-- start DATASET --

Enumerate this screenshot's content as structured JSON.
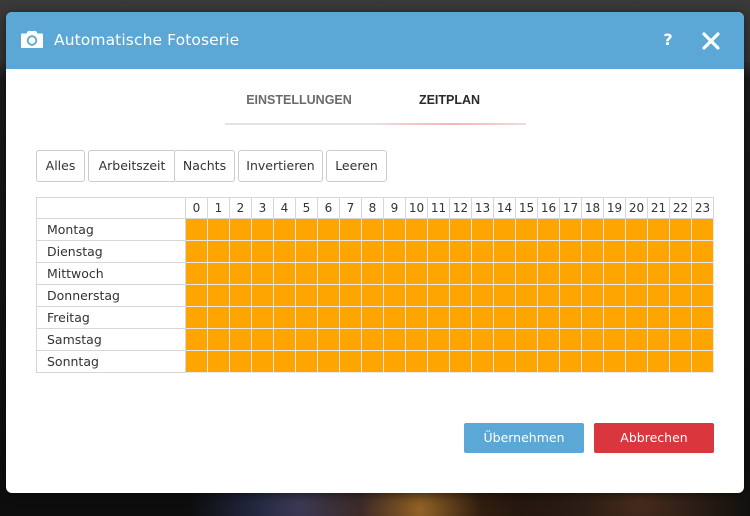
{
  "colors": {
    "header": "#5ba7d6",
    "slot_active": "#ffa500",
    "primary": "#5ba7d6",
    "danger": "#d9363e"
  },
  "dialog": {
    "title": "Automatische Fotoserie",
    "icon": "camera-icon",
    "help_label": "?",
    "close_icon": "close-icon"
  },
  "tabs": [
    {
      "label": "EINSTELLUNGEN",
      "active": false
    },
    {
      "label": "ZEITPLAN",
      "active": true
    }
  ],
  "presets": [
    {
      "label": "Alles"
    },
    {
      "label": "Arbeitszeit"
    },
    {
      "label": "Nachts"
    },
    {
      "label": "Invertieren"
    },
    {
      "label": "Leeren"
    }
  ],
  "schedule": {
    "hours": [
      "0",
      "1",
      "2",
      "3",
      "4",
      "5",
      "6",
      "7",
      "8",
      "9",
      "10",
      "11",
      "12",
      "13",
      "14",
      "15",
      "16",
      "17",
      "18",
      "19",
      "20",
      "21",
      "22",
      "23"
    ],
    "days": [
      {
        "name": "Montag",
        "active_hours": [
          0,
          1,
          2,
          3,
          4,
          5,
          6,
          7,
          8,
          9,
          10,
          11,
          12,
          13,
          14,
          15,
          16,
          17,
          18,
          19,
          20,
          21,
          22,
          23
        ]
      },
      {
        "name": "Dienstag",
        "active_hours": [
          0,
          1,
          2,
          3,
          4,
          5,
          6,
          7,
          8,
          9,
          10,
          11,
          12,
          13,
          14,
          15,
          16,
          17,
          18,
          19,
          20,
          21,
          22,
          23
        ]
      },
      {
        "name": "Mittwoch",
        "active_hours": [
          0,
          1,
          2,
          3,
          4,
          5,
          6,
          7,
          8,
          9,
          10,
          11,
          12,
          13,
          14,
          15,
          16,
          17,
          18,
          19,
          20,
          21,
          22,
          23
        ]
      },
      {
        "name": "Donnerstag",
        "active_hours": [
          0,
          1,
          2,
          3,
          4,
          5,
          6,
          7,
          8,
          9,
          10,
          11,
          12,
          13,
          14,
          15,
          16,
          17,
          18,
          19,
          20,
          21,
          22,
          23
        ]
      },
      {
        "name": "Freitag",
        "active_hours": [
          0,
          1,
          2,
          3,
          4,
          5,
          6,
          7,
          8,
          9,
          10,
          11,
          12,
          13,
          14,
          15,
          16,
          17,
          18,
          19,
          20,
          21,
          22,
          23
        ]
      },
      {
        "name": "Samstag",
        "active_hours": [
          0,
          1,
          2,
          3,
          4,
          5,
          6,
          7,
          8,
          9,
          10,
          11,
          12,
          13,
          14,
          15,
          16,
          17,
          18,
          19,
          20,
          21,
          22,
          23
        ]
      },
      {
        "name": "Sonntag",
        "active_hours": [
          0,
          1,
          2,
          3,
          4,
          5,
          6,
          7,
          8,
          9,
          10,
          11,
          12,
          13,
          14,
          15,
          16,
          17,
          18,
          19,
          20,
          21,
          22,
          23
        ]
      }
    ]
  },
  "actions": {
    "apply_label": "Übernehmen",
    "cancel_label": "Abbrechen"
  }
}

-- end DATASET --
-- start DATASET --

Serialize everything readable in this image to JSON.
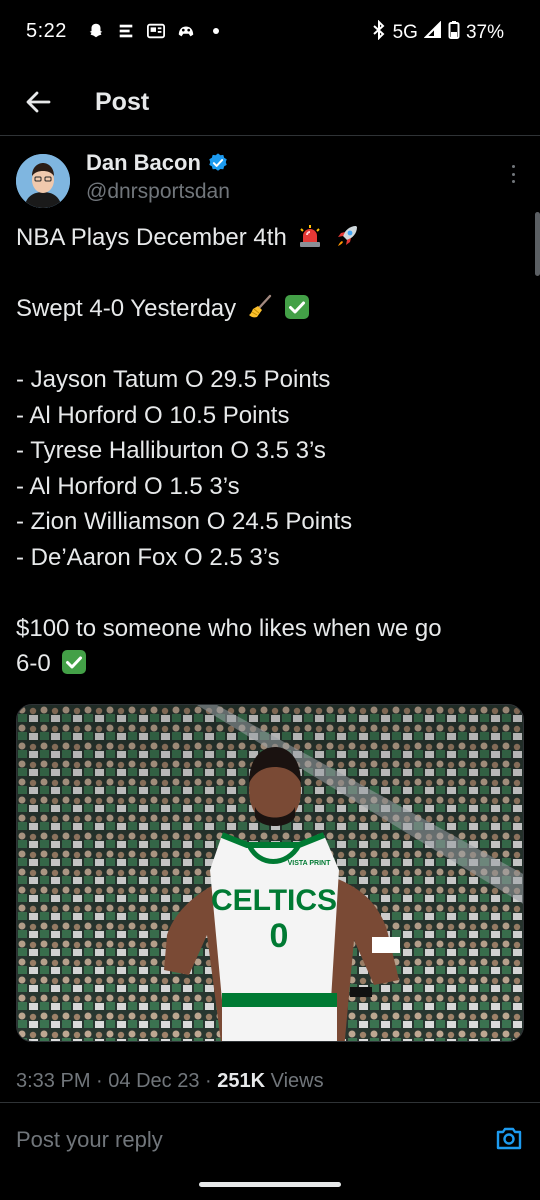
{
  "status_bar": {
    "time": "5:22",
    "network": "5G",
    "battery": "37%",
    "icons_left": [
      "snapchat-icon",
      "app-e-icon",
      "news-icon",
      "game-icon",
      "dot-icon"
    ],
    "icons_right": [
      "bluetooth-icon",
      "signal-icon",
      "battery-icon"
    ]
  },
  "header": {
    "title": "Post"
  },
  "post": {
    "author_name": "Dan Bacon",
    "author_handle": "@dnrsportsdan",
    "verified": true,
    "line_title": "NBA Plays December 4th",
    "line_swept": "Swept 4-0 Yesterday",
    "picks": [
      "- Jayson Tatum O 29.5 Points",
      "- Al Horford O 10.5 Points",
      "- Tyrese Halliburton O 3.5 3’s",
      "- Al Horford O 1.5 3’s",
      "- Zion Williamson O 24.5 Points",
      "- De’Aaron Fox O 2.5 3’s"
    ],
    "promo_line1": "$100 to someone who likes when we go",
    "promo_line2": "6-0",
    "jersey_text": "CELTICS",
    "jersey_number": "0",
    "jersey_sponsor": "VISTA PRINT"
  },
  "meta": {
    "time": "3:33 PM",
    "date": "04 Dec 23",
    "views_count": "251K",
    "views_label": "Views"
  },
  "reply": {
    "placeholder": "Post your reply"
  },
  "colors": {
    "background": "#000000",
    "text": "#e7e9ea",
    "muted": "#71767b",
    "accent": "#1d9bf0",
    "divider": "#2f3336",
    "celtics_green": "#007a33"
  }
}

-- end DATASET --

WHAT YOU ARE ASKED TO DO =>
List all lines holding the string "JSON".

RESPONSE TO THE EXERCISE =>
Enumerate this screenshot's content as structured JSON.
Serialize everything readable in this image to JSON.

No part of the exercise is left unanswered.